__WORK INSTRUCTIONS__.
Transcribe the records below exactly as they appear.

__INPUT__.
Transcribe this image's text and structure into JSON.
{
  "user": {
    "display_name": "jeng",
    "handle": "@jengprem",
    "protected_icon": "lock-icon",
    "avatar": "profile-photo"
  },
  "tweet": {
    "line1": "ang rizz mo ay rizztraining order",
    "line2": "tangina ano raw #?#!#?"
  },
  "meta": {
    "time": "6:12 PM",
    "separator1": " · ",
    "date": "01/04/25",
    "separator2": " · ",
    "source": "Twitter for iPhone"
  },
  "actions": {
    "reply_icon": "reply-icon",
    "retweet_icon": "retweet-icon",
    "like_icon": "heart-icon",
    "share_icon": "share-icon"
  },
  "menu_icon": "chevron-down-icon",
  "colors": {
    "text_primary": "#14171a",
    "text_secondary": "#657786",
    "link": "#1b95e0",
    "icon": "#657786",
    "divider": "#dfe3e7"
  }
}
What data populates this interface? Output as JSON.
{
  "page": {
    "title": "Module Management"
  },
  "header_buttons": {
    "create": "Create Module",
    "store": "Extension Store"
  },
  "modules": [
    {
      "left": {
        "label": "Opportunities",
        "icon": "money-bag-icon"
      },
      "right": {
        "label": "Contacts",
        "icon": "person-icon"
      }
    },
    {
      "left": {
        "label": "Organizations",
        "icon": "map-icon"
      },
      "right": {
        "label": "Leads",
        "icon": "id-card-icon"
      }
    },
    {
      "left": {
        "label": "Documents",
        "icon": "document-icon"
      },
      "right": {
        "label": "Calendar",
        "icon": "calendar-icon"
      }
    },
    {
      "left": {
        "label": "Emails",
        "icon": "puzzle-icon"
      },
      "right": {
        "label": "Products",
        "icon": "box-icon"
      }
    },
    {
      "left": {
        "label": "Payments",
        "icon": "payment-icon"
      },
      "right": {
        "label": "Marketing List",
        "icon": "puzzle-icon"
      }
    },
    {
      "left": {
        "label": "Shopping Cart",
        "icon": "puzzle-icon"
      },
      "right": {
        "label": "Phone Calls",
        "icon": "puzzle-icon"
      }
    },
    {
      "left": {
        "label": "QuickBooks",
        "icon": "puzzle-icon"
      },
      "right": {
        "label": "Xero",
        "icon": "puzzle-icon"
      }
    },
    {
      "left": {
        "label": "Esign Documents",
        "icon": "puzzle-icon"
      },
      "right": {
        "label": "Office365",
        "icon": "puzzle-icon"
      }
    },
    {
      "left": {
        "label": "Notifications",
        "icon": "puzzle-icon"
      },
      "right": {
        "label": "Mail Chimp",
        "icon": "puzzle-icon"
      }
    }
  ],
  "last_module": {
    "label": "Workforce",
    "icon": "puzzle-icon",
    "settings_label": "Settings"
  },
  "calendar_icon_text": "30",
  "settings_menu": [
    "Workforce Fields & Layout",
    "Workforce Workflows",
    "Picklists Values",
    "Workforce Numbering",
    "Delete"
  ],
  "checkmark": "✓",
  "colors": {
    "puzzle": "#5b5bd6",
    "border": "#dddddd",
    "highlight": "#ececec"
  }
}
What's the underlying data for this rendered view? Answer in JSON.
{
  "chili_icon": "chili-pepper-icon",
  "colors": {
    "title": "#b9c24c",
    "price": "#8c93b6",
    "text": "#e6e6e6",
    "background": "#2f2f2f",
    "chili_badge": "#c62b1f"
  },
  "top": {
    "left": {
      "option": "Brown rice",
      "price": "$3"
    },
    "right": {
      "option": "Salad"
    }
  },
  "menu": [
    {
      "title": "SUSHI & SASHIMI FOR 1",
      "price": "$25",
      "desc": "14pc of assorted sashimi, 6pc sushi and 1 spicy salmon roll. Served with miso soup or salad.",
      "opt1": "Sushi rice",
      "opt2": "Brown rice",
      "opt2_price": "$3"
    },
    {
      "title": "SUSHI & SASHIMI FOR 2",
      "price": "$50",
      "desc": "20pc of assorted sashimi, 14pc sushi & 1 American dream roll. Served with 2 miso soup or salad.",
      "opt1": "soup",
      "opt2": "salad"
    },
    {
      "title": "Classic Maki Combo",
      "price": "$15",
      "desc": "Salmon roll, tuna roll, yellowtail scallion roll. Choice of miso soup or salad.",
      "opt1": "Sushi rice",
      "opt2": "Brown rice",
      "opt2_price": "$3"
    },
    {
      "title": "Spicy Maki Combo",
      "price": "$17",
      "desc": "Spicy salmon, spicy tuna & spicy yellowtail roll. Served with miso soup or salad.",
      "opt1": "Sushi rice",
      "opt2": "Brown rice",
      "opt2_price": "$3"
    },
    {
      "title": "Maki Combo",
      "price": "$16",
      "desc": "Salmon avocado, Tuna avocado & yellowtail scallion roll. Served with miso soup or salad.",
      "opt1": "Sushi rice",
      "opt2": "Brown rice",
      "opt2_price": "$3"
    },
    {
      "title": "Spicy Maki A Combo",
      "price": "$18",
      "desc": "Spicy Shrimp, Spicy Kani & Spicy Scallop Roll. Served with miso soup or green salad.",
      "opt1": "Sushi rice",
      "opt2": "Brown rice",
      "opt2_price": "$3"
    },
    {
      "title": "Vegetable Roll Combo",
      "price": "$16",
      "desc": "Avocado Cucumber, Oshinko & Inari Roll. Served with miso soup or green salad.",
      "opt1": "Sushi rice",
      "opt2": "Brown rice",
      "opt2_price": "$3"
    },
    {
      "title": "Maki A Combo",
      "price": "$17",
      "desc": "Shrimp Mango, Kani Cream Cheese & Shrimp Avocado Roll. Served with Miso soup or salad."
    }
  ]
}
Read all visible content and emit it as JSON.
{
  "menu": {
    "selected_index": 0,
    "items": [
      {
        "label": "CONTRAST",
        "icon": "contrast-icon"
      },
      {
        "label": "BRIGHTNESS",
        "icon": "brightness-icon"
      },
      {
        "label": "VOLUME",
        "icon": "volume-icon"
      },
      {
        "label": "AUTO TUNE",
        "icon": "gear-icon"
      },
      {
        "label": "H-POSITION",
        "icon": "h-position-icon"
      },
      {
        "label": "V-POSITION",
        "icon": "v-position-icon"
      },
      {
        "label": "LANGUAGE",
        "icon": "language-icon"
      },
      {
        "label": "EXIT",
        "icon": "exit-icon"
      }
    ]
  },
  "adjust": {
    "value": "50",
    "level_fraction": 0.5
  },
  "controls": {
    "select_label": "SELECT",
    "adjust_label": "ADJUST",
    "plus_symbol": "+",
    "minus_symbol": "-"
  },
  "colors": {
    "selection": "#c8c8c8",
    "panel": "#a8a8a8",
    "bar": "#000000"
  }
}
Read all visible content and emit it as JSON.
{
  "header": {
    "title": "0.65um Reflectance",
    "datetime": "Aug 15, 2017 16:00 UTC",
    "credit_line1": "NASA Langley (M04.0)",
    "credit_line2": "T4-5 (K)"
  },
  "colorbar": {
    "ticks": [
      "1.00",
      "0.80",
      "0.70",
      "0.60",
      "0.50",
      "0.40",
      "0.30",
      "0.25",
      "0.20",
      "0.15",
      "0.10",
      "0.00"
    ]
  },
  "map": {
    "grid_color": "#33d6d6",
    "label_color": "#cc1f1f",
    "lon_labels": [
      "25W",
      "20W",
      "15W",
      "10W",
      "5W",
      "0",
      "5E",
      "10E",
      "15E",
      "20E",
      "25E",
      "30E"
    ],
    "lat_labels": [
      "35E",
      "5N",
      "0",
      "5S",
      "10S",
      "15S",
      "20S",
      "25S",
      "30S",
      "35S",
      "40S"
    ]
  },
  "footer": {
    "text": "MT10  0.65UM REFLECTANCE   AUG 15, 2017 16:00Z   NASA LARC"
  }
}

__SOLUTION FOR THIS EXERCISE__.
Transcribe this image's text and structure into JSON.
{
  "user": {
    "display_name": "jeng",
    "handle": "@jengprem",
    "protected_icon": "lock-icon",
    "avatar": "profile-photo"
  },
  "tweet": {
    "line1": "ang rizz mo ay rizztraining order",
    "line2": "tangina ano raw #?#!#?"
  },
  "meta": {
    "time": "6:12 PM",
    "separator1": " · ",
    "date": "01/04/25",
    "separator2": " · ",
    "source": "Twitter for iPhone"
  },
  "actions": {
    "reply_icon": "reply-icon",
    "retweet_icon": "retweet-icon",
    "like_icon": "heart-icon",
    "share_icon": "share-icon"
  },
  "menu_icon": "chevron-down-icon",
  "colors": {
    "text_primary": "#14171a",
    "text_secondary": "#657786",
    "link": "#1b95e0",
    "icon": "#657786",
    "divider": "#dfe3e7"
  }
}
What data populates this interface? Output as JSON.
{
  "page": {
    "title": "Module Management"
  },
  "header_buttons": {
    "create": "Create Module",
    "store": "Extension Store"
  },
  "modules": [
    {
      "left": {
        "label": "Opportunities",
        "icon": "money-bag-icon"
      },
      "right": {
        "label": "Contacts",
        "icon": "person-icon"
      }
    },
    {
      "left": {
        "label": "Organizations",
        "icon": "map-icon"
      },
      "right": {
        "label": "Leads",
        "icon": "id-card-icon"
      }
    },
    {
      "left": {
        "label": "Documents",
        "icon": "document-icon"
      },
      "right": {
        "label": "Calendar",
        "icon": "calendar-icon"
      }
    },
    {
      "left": {
        "label": "Emails",
        "icon": "puzzle-icon"
      },
      "right": {
        "label": "Products",
        "icon": "box-icon"
      }
    },
    {
      "left": {
        "label": "Payments",
        "icon": "payment-icon"
      },
      "right": {
        "label": "Marketing List",
        "icon": "puzzle-icon"
      }
    },
    {
      "left": {
        "label": "Shopping Cart",
        "icon": "puzzle-icon"
      },
      "right": {
        "label": "Phone Calls",
        "icon": "puzzle-icon"
      }
    },
    {
      "left": {
        "label": "QuickBooks",
        "icon": "puzzle-icon"
      },
      "right": {
        "label": "Xero",
        "icon": "puzzle-icon"
      }
    },
    {
      "left": {
        "label": "Esign Documents",
        "icon": "puzzle-icon"
      },
      "right": {
        "label": "Office365",
        "icon": "puzzle-icon"
      }
    },
    {
      "left": {
        "label": "Notifications",
        "icon": "puzzle-icon"
      },
      "right": {
        "label": "Mail Chimp",
        "icon": "puzzle-icon"
      }
    }
  ],
  "last_module": {
    "label": "Workforce",
    "icon": "puzzle-icon",
    "settings_label": "Settings"
  },
  "calendar_icon_text": "30",
  "settings_menu": [
    "Workforce Fields & Layout",
    "Workforce Workflows",
    "Picklists Values",
    "Workforce Numbering",
    "Delete"
  ],
  "checkmark": "✓",
  "colors": {
    "puzzle": "#5b5bd6",
    "border": "#dddddd",
    "highlight": "#ececec"
  }
}
What's the underlying data for this rendered view? Answer in JSON.
{
  "chili_icon": "chili-pepper-icon",
  "colors": {
    "title": "#b9c24c",
    "price": "#8c93b6",
    "text": "#e6e6e6",
    "background": "#2f2f2f",
    "chili_badge": "#c62b1f"
  },
  "top": {
    "left": {
      "option": "Brown rice",
      "price": "$3"
    },
    "right": {
      "option": "Salad"
    }
  },
  "menu": [
    {
      "title": "SUSHI & SASHIMI FOR 1",
      "price": "$25",
      "desc": "14pc of assorted sashimi, 6pc sushi and 1 spicy salmon roll. Served with miso soup or salad.",
      "opt1": "Sushi rice",
      "opt2": "Brown rice",
      "opt2_price": "$3"
    },
    {
      "title": "SUSHI & SASHIMI FOR 2",
      "price": "$50",
      "desc": "20pc of assorted sashimi, 14pc sushi & 1 American dream roll. Served with 2 miso soup or salad.",
      "opt1": "soup",
      "opt2": "salad"
    },
    {
      "title": "Classic Maki Combo",
      "price": "$15",
      "desc": "Salmon roll, tuna roll, yellowtail scallion roll. Choice of miso soup or salad.",
      "opt1": "Sushi rice",
      "opt2": "Brown rice",
      "opt2_price": "$3"
    },
    {
      "title": "Spicy Maki Combo",
      "price": "$17",
      "desc": "Spicy salmon, spicy tuna & spicy yellowtail roll. Served with miso soup or salad.",
      "opt1": "Sushi rice",
      "opt2": "Brown rice",
      "opt2_price": "$3"
    },
    {
      "title": "Maki Combo",
      "price": "$16",
      "desc": "Salmon avocado, Tuna avocado & yellowtail scallion roll. Served with miso soup or salad.",
      "opt1": "Sushi rice",
      "opt2": "Brown rice",
      "opt2_price": "$3"
    },
    {
      "title": "Spicy Maki A Combo",
      "price": "$18",
      "desc": "Spicy Shrimp, Spicy Kani & Spicy Scallop Roll. Served with miso soup or green salad.",
      "opt1": "Sushi rice",
      "opt2": "Brown rice",
      "opt2_price": "$3"
    },
    {
      "title": "Vegetable Roll Combo",
      "price": "$16",
      "desc": "Avocado Cucumber, Oshinko & Inari Roll. Served with miso soup or green salad.",
      "opt1": "Sushi rice",
      "opt2": "Brown rice",
      "opt2_price": "$3"
    },
    {
      "title": "Maki A Combo",
      "price": "$17",
      "desc": "Shrimp Mango, Kani Cream Cheese & Shrimp Avocado Roll. Served with Miso soup or salad."
    }
  ]
}
Read all visible content and emit it as JSON.
{
  "menu": {
    "selected_index": 0,
    "items": [
      {
        "label": "CONTRAST",
        "icon": "contrast-icon"
      },
      {
        "label": "BRIGHTNESS",
        "icon": "brightness-icon"
      },
      {
        "label": "VOLUME",
        "icon": "volume-icon"
      },
      {
        "label": "AUTO TUNE",
        "icon": "gear-icon"
      },
      {
        "label": "H-POSITION",
        "icon": "h-position-icon"
      },
      {
        "label": "V-POSITION",
        "icon": "v-position-icon"
      },
      {
        "label": "LANGUAGE",
        "icon": "language-icon"
      },
      {
        "label": "EXIT",
        "icon": "exit-icon"
      }
    ]
  },
  "adjust": {
    "value": "50",
    "level_fraction": 0.5
  },
  "controls": {
    "select_label": "SELECT",
    "adjust_label": "ADJUST",
    "plus_symbol": "+",
    "minus_symbol": "-"
  },
  "colors": {
    "selection": "#c8c8c8",
    "panel": "#a8a8a8",
    "bar": "#000000"
  }
}
Read all visible content and emit it as JSON.
{
  "header": {
    "title": "0.65um Reflectance",
    "datetime": "Aug 15, 2017 16:00 UTC",
    "credit_line1": "NASA Langley (M04.0)",
    "credit_line2": "T4-5 (K)"
  },
  "colorbar": {
    "ticks": [
      "1.00",
      "0.80",
      "0.70",
      "0.60",
      "0.50",
      "0.40",
      "0.30",
      "0.25",
      "0.20",
      "0.15",
      "0.10",
      "0.00"
    ]
  },
  "map": {
    "grid_color": "#33d6d6",
    "label_color": "#cc1f1f",
    "lon_labels": [
      "25W",
      "20W",
      "15W",
      "10W",
      "5W",
      "0",
      "5E",
      "10E",
      "15E",
      "20E",
      "25E",
      "30E"
    ],
    "lat_labels": [
      "35E",
      "5N",
      "0",
      "5S",
      "10S",
      "15S",
      "20S",
      "25S",
      "30S",
      "35S",
      "40S"
    ]
  },
  "footer": {
    "text": "MT10  0.65UM REFLECTANCE   AUG 15, 2017 16:00Z   NASA LARC"
  }
}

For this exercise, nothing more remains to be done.